Problem requirements: Locate every line in the records below that contains the word "JSON", and copy each one.

Data extract:
*-*-*

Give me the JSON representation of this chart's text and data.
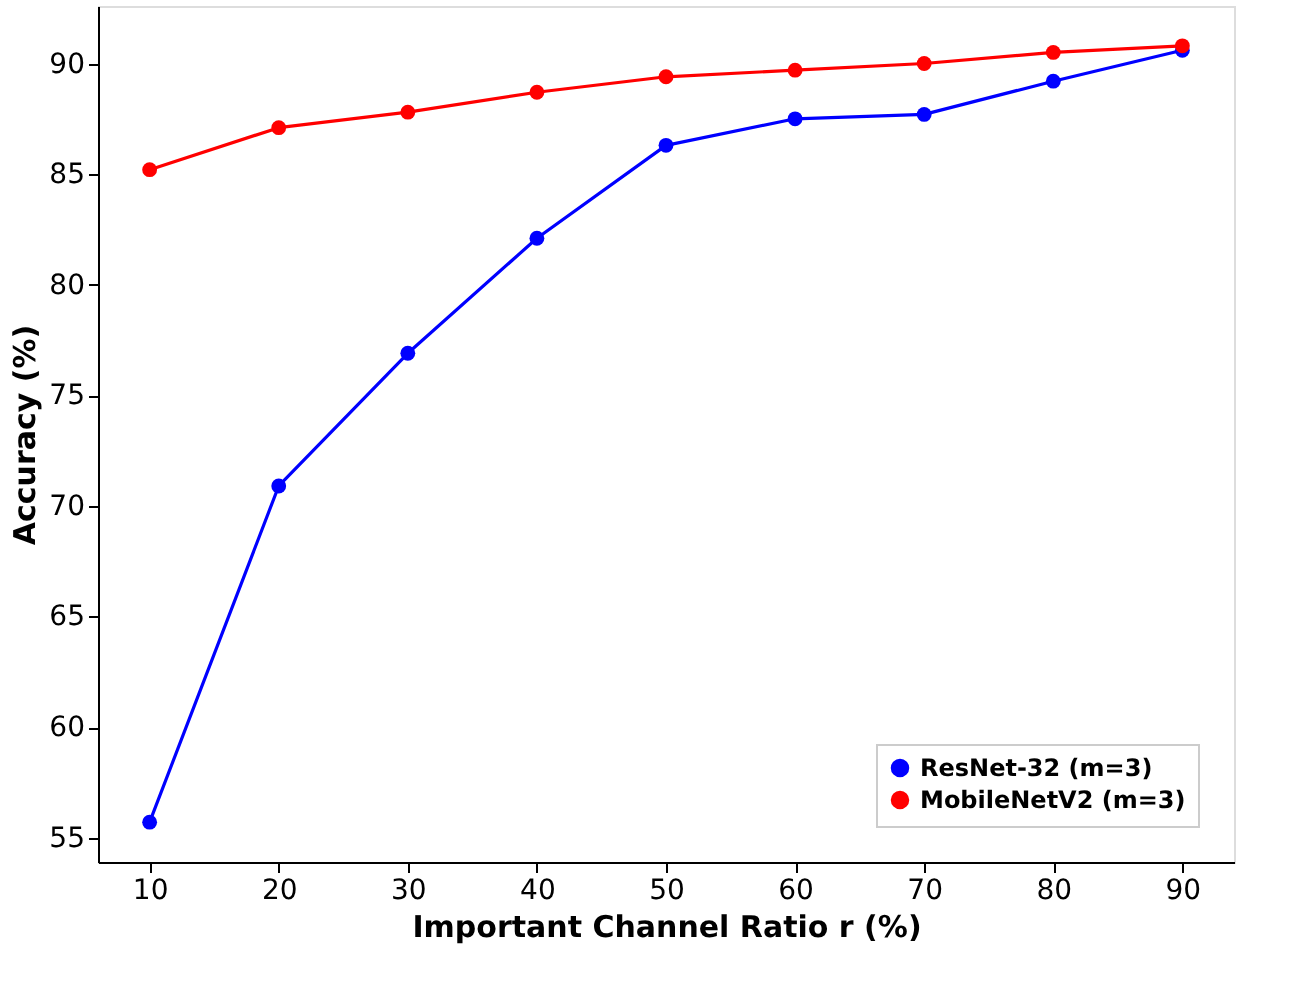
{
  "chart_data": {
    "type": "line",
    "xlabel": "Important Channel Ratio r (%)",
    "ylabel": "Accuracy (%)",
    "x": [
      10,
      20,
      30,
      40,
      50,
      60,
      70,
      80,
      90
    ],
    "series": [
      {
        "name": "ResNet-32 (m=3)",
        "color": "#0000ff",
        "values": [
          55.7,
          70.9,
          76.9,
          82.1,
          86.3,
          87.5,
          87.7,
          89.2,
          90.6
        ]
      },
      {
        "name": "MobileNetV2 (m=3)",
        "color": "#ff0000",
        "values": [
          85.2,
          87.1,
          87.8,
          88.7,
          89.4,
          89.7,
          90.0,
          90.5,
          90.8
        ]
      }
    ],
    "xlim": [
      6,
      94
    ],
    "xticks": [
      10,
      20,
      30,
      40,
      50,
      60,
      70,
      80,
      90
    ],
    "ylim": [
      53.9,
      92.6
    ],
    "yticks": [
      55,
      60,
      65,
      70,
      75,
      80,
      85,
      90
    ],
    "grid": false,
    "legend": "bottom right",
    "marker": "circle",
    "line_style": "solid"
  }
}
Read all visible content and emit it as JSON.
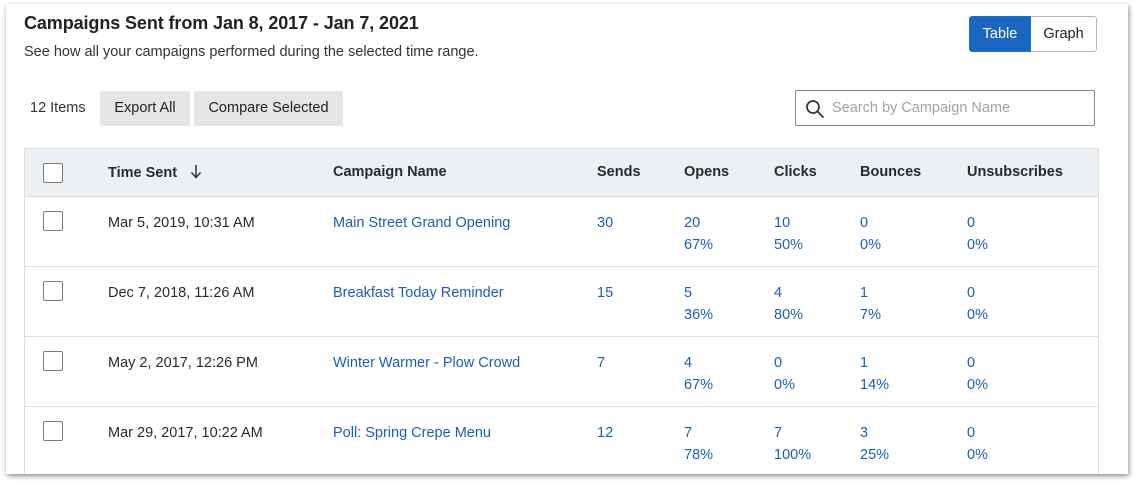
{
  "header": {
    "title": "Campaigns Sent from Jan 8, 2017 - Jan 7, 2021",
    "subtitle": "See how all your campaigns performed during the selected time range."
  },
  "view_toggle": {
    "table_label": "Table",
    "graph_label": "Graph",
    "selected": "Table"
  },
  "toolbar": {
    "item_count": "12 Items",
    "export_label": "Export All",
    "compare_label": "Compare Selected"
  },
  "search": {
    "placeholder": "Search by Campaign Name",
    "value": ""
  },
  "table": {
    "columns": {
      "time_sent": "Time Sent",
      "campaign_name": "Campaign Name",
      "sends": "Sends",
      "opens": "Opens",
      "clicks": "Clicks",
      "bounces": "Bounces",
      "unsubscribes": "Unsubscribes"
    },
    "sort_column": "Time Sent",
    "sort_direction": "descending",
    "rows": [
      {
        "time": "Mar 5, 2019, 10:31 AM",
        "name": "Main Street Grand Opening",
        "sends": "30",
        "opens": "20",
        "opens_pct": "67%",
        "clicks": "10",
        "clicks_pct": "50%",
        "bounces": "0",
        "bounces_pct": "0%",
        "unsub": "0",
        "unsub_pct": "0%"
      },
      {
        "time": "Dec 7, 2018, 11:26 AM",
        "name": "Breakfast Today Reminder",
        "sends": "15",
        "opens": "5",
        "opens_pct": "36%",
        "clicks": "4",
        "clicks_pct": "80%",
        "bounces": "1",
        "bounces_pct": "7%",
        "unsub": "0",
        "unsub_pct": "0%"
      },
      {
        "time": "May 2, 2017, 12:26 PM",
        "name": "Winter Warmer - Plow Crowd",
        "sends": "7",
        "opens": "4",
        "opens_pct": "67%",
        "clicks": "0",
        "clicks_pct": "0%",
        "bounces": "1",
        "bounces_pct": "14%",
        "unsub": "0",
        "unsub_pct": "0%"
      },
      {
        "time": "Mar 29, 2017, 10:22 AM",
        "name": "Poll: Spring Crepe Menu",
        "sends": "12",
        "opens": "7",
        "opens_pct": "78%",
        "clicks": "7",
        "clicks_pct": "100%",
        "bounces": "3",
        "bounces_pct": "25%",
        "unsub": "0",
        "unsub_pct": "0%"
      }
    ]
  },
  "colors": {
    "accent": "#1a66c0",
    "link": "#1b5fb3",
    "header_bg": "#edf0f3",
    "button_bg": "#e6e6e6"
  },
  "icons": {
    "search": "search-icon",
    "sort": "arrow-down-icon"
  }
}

*-*-*

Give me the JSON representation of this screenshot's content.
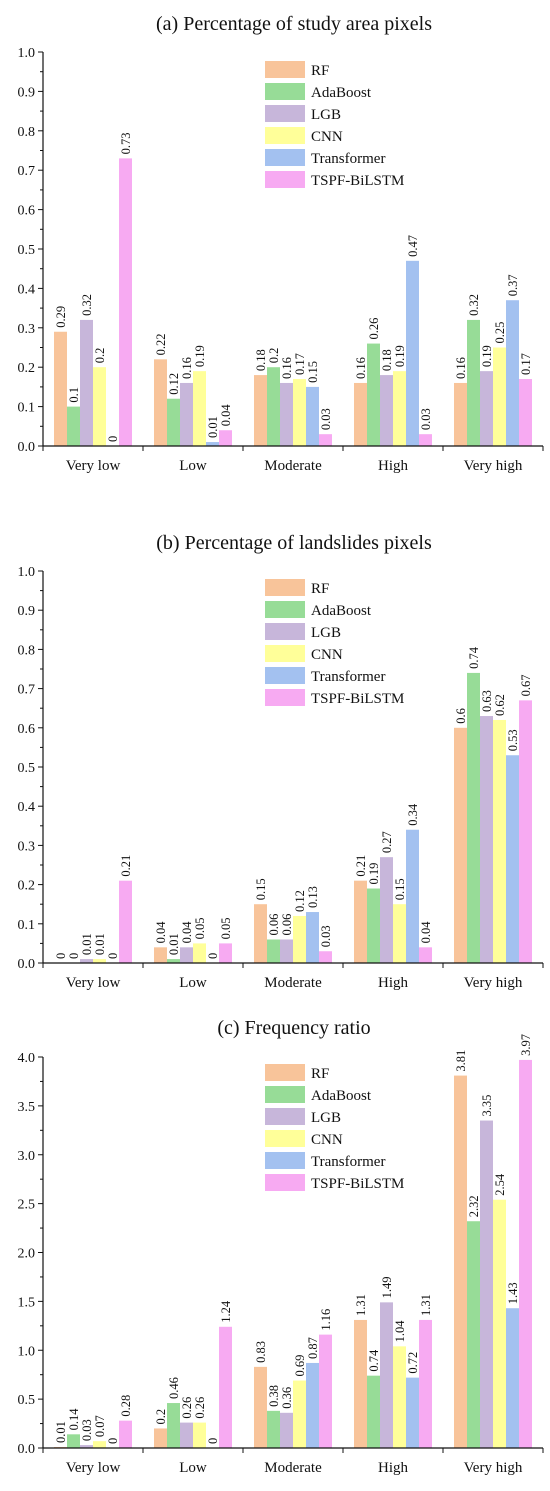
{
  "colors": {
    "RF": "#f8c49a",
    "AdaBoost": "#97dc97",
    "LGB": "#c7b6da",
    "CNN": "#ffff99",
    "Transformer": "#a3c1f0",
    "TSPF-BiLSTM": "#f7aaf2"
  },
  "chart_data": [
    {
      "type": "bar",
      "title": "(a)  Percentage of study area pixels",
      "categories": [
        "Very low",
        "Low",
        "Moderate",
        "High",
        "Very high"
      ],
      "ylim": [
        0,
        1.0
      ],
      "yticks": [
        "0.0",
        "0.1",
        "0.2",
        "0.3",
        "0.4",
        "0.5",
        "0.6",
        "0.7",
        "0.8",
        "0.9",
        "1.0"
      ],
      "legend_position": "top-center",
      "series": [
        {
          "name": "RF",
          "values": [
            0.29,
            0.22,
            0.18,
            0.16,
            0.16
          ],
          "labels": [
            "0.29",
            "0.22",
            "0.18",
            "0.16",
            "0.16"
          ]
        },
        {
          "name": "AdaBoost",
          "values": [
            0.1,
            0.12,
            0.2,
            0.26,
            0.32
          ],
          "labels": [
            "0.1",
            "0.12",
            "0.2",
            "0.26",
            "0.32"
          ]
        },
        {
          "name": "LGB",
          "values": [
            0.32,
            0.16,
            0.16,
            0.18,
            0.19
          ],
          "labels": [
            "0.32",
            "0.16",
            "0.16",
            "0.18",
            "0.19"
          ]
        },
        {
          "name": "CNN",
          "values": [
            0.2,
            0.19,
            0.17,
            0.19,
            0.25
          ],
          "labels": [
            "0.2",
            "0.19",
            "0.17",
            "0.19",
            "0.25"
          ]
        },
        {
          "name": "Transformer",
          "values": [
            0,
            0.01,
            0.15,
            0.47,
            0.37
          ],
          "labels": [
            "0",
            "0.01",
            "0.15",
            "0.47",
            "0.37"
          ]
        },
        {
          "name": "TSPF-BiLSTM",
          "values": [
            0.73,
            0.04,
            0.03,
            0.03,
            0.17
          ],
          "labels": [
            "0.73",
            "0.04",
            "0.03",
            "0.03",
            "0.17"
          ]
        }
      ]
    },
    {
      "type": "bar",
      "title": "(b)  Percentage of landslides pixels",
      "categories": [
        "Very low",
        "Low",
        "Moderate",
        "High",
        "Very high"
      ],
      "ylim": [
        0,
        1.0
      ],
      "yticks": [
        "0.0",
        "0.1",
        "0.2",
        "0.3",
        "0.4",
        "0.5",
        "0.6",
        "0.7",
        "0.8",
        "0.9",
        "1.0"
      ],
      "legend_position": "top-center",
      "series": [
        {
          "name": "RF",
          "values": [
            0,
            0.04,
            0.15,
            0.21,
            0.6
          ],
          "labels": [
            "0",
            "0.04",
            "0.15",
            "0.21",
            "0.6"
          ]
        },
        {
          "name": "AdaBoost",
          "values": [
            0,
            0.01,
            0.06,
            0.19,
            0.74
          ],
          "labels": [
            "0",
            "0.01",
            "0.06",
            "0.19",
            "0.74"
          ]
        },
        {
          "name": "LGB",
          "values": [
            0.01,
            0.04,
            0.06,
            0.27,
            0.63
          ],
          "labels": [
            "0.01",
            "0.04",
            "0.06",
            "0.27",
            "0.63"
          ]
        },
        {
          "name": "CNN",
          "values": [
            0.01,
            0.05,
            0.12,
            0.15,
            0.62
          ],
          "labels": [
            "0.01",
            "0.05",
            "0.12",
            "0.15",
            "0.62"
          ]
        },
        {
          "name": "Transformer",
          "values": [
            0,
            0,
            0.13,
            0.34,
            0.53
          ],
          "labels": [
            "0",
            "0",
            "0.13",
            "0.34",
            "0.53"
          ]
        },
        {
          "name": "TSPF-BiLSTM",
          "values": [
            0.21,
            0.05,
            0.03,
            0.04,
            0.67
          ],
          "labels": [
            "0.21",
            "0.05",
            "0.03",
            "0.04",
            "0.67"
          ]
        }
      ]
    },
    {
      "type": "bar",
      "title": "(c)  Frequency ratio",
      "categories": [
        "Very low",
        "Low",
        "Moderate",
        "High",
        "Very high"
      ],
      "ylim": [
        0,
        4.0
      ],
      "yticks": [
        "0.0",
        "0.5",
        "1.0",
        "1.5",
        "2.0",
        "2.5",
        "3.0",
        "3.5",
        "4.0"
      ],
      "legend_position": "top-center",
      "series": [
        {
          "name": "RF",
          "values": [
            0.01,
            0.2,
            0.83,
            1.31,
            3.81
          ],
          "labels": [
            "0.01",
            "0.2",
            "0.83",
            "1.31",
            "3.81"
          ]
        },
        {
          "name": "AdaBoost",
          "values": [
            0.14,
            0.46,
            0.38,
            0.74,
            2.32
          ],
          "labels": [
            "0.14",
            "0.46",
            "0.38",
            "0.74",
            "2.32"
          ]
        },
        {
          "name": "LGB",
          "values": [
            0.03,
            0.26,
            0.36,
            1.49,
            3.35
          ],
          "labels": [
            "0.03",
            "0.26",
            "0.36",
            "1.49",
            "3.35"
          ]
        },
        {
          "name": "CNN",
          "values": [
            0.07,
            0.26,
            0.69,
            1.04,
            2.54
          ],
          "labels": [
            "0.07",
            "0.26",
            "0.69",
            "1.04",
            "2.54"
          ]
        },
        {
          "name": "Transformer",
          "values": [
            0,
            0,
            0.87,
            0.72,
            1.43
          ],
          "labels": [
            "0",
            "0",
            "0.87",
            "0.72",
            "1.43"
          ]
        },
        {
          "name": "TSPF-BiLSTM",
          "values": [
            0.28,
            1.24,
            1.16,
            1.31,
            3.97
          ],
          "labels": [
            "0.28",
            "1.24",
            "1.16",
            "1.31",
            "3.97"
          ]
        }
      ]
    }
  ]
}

*-*-*

Finished exercise:
Give me the JSON representation of this chart's text and data.
Read all visible content and emit it as JSON.
Give me the JSON representation of this screenshot's content.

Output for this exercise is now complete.